[start Supplied records]

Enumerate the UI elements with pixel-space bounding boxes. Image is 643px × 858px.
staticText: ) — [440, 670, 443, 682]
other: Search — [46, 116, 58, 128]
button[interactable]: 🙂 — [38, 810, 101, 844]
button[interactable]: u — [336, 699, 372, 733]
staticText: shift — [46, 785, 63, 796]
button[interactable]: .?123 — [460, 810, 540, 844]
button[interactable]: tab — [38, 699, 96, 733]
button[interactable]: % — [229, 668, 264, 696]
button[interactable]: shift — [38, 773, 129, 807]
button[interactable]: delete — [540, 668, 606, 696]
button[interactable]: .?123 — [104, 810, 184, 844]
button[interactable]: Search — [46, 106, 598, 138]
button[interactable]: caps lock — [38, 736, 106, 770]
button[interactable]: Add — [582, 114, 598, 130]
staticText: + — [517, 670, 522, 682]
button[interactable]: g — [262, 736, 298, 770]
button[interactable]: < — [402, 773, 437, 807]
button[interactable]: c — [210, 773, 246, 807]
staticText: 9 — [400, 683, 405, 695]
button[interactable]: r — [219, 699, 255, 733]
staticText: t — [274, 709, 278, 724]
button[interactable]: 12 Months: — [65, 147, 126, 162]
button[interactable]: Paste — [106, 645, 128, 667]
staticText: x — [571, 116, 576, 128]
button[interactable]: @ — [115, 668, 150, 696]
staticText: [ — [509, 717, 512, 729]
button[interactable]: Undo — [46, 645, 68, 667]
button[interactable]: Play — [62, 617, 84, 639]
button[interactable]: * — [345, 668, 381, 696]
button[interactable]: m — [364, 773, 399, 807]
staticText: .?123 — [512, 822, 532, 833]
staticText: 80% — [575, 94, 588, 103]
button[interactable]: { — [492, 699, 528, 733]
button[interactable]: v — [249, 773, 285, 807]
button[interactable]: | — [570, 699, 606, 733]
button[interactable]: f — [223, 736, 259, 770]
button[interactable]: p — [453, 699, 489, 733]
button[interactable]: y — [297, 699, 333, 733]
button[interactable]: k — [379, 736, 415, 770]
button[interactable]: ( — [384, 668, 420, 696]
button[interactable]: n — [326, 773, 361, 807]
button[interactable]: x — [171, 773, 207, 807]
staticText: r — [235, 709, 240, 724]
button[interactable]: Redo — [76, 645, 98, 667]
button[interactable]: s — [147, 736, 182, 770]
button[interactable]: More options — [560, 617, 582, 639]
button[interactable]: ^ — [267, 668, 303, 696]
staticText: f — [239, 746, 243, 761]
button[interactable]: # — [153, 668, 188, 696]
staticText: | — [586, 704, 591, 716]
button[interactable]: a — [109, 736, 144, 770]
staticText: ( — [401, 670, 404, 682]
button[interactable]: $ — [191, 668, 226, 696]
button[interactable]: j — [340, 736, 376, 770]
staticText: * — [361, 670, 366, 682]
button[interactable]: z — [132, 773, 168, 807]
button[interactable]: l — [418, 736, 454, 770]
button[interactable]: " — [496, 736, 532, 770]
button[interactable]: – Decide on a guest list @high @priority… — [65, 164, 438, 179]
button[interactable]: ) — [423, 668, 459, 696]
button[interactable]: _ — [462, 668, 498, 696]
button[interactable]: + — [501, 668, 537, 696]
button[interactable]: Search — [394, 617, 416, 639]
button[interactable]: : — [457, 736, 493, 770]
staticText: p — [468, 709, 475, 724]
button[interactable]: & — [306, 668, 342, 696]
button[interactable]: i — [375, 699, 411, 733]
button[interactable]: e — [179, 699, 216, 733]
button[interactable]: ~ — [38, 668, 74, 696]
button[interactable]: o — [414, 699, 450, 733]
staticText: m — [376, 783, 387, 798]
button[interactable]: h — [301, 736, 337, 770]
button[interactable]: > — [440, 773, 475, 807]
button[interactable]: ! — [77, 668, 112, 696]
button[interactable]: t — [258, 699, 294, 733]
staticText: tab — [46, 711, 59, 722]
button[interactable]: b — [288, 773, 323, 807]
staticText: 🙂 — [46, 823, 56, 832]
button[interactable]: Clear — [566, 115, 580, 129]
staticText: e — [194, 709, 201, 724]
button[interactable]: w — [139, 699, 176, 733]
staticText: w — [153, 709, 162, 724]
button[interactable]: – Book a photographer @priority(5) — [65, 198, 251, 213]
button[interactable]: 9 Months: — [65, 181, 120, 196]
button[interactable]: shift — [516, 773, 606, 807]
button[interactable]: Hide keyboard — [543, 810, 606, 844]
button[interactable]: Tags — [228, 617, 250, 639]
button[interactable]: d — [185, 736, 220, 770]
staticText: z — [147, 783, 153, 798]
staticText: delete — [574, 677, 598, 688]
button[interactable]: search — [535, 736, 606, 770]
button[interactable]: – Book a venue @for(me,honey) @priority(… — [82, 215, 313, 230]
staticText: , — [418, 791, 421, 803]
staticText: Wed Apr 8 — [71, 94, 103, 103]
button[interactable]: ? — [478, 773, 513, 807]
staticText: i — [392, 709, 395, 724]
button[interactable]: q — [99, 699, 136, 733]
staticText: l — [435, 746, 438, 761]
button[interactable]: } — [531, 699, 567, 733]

[end Supplied records]

Could you retype all of the records above line for line, with no changes at all?

Enumerate the UI elements with pixel-space bounding boxes. Image is 643px × 858px.
staticText: ) — [440, 670, 443, 682]
other: Search — [46, 116, 58, 128]
button[interactable]: 🙂 — [38, 810, 101, 844]
button[interactable]: u — [336, 699, 372, 733]
staticText: shift — [46, 785, 63, 796]
button[interactable]: .?123 — [460, 810, 540, 844]
button[interactable]: tab — [38, 699, 96, 733]
button[interactable]: % — [229, 668, 264, 696]
button[interactable]: shift — [38, 773, 129, 807]
button[interactable]: delete — [540, 668, 606, 696]
button[interactable]: .?123 — [104, 810, 184, 844]
button[interactable]: Search — [46, 106, 598, 138]
button[interactable]: caps lock — [38, 736, 106, 770]
button[interactable]: Add — [582, 114, 598, 130]
staticText: + — [517, 670, 522, 682]
button[interactable]: g — [262, 736, 298, 770]
button[interactable]: < — [402, 773, 437, 807]
button[interactable]: c — [210, 773, 246, 807]
staticText: 9 — [400, 683, 405, 695]
button[interactable]: r — [219, 699, 255, 733]
staticText: t — [274, 709, 278, 724]
button[interactable]: 12 Months: — [65, 147, 126, 162]
button[interactable]: Paste — [106, 645, 128, 667]
staticText: x — [571, 116, 576, 128]
button[interactable]: @ — [115, 668, 150, 696]
staticText: [ — [509, 717, 512, 729]
button[interactable]: Undo — [46, 645, 68, 667]
button[interactable]: Play — [62, 617, 84, 639]
button[interactable]: * — [345, 668, 381, 696]
button[interactable]: m — [364, 773, 399, 807]
staticText: .?123 — [512, 822, 532, 833]
staticText: 80% — [575, 94, 588, 103]
button[interactable]: { — [492, 699, 528, 733]
button[interactable]: v — [249, 773, 285, 807]
button[interactable]: | — [570, 699, 606, 733]
button[interactable]: f — [223, 736, 259, 770]
button[interactable]: p — [453, 699, 489, 733]
button[interactable]: y — [297, 699, 333, 733]
button[interactable]: k — [379, 736, 415, 770]
button[interactable]: ( — [384, 668, 420, 696]
button[interactable]: n — [326, 773, 361, 807]
button[interactable]: x — [171, 773, 207, 807]
staticText: r — [235, 709, 240, 724]
button[interactable]: Redo — [76, 645, 98, 667]
button[interactable]: s — [147, 736, 182, 770]
button[interactable]: More options — [560, 617, 582, 639]
button[interactable]: ^ — [267, 668, 303, 696]
staticText: f — [239, 746, 243, 761]
button[interactable]: # — [153, 668, 188, 696]
staticText: | — [586, 704, 591, 716]
button[interactable]: a — [109, 736, 144, 770]
staticText: ( — [401, 670, 404, 682]
button[interactable]: $ — [191, 668, 226, 696]
button[interactable]: j — [340, 736, 376, 770]
staticText: * — [361, 670, 366, 682]
button[interactable]: z — [132, 773, 168, 807]
button[interactable]: l — [418, 736, 454, 770]
button[interactable]: " — [496, 736, 532, 770]
button[interactable]: – Decide on a guest list @high @priority… — [65, 164, 438, 179]
button[interactable]: ) — [423, 668, 459, 696]
button[interactable]: _ — [462, 668, 498, 696]
button[interactable]: + — [501, 668, 537, 696]
button[interactable]: Search — [394, 617, 416, 639]
button[interactable]: : — [457, 736, 493, 770]
staticText: p — [468, 709, 475, 724]
button[interactable]: & — [306, 668, 342, 696]
button[interactable]: i — [375, 699, 411, 733]
button[interactable]: e — [179, 699, 216, 733]
button[interactable]: ~ — [38, 668, 74, 696]
button[interactable]: o — [414, 699, 450, 733]
staticText: m — [376, 783, 387, 798]
button[interactable]: h — [301, 736, 337, 770]
button[interactable]: > — [440, 773, 475, 807]
button[interactable]: ! — [77, 668, 112, 696]
button[interactable]: t — [258, 699, 294, 733]
staticText: tab — [46, 711, 59, 722]
button[interactable]: b — [288, 773, 323, 807]
staticText: 🙂 — [46, 823, 56, 832]
button[interactable]: Clear — [566, 115, 580, 129]
staticText: e — [194, 709, 201, 724]
button[interactable]: w — [139, 699, 176, 733]
staticText: w — [153, 709, 162, 724]
button[interactable]: – Book a photographer @priority(5) — [65, 198, 251, 213]
button[interactable]: 9 Months: — [65, 181, 120, 196]
button[interactable]: shift — [516, 773, 606, 807]
button[interactable]: Hide keyboard — [543, 810, 606, 844]
button[interactable]: Tags — [228, 617, 250, 639]
button[interactable]: d — [185, 736, 220, 770]
staticText: z — [147, 783, 153, 798]
staticText: delete — [574, 677, 598, 688]
button[interactable]: search — [535, 736, 606, 770]
button[interactable]: – Book a venue @for(me,honey) @priority(… — [82, 215, 313, 230]
staticText: , — [418, 791, 421, 803]
staticText: Wed Apr 8 — [71, 94, 103, 103]
button[interactable]: ? — [478, 773, 513, 807]
staticText: i — [392, 709, 395, 724]
button[interactable]: q — [99, 699, 136, 733]
staticText: l — [435, 746, 438, 761]
button[interactable]: } — [531, 699, 567, 733]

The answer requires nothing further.